[WRITTEN EXERCISE]: Scan the lines below for the string "закупок" and report how many lines contain it, giving only the number.
— start of MATERIAL PROVIDED —
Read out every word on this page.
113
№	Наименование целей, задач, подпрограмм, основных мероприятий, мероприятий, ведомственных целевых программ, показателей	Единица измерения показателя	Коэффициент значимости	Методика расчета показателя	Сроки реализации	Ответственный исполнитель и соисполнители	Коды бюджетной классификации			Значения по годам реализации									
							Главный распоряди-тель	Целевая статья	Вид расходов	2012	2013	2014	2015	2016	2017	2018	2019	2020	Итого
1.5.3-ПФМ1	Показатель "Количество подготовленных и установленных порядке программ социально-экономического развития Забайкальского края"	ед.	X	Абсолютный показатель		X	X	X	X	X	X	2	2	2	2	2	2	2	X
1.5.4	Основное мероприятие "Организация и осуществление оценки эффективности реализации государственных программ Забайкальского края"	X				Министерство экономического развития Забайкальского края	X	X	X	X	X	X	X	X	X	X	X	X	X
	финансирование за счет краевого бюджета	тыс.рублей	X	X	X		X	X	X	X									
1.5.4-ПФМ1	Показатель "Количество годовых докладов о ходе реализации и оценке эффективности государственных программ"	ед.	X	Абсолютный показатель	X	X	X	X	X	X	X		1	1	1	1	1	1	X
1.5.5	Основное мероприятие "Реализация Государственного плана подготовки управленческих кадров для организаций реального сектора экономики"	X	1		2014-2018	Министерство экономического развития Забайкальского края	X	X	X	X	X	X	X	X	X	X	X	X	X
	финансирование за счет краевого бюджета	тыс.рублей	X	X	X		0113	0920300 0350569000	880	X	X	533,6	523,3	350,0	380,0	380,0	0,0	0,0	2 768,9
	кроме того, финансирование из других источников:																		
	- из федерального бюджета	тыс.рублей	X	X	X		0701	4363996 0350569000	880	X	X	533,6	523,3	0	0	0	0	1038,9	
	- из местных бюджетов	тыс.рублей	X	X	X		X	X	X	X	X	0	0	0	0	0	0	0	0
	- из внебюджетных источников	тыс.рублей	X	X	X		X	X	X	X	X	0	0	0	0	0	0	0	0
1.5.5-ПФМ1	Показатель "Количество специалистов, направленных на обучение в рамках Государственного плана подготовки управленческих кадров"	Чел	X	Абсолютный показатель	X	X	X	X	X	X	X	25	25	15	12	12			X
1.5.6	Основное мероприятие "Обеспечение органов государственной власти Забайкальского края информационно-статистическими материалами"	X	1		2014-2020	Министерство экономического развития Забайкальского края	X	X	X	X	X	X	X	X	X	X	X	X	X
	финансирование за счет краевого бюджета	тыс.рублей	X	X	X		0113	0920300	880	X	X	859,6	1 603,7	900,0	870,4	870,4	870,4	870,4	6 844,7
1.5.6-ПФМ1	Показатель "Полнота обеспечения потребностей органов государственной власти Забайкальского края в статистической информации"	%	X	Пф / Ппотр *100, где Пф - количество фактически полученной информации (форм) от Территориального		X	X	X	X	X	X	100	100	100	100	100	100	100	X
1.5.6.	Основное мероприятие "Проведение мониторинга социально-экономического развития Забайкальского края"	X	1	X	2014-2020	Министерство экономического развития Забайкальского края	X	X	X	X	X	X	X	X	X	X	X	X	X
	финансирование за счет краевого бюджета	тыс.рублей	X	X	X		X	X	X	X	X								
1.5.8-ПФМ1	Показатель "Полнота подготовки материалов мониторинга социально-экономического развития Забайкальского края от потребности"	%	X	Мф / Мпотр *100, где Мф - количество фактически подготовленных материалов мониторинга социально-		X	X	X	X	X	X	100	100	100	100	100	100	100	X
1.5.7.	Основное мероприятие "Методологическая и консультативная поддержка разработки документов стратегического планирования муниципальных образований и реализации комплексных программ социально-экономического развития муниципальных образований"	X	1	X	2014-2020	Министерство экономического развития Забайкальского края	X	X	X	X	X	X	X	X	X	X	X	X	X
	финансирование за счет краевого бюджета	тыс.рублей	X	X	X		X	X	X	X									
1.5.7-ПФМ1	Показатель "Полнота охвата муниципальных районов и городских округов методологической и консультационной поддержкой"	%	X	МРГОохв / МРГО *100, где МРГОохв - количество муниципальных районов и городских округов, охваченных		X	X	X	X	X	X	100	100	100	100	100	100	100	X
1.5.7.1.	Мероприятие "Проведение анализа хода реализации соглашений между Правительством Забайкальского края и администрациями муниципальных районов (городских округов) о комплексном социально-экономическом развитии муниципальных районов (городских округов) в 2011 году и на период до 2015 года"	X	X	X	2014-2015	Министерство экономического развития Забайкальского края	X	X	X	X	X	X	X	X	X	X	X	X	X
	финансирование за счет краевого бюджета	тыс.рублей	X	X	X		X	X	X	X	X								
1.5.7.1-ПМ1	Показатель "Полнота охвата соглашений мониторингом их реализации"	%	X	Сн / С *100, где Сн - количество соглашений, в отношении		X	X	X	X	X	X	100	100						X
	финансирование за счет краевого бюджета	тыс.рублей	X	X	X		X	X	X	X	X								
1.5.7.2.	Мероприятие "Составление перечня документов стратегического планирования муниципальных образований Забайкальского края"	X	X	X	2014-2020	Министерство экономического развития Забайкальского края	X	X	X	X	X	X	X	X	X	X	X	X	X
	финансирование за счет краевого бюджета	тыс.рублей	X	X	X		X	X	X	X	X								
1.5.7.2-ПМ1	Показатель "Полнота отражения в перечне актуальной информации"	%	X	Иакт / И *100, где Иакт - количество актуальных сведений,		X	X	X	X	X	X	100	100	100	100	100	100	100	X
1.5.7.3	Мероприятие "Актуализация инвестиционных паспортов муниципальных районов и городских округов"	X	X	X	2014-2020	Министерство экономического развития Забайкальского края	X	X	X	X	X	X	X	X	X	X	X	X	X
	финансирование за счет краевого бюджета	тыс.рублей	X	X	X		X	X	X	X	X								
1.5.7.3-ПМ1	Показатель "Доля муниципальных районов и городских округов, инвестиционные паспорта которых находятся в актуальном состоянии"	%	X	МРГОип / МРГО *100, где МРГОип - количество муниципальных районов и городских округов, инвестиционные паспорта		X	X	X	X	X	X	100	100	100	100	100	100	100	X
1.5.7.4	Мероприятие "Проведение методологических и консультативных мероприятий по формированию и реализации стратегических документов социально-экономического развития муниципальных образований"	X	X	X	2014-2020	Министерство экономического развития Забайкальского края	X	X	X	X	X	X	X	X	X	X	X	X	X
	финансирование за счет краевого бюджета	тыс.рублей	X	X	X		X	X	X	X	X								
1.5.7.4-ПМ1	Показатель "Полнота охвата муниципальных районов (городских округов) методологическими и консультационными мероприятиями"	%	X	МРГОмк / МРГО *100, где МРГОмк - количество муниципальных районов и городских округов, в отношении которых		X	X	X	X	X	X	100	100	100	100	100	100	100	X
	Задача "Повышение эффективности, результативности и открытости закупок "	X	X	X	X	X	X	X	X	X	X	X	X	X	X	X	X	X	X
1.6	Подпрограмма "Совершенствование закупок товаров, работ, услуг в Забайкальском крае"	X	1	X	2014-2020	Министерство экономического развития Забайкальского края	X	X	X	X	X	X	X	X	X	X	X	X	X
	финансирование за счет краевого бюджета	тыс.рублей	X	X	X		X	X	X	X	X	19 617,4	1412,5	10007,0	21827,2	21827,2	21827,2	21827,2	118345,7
— end of MATERIAL PROVIDED —
[FULL ANSWER]: 2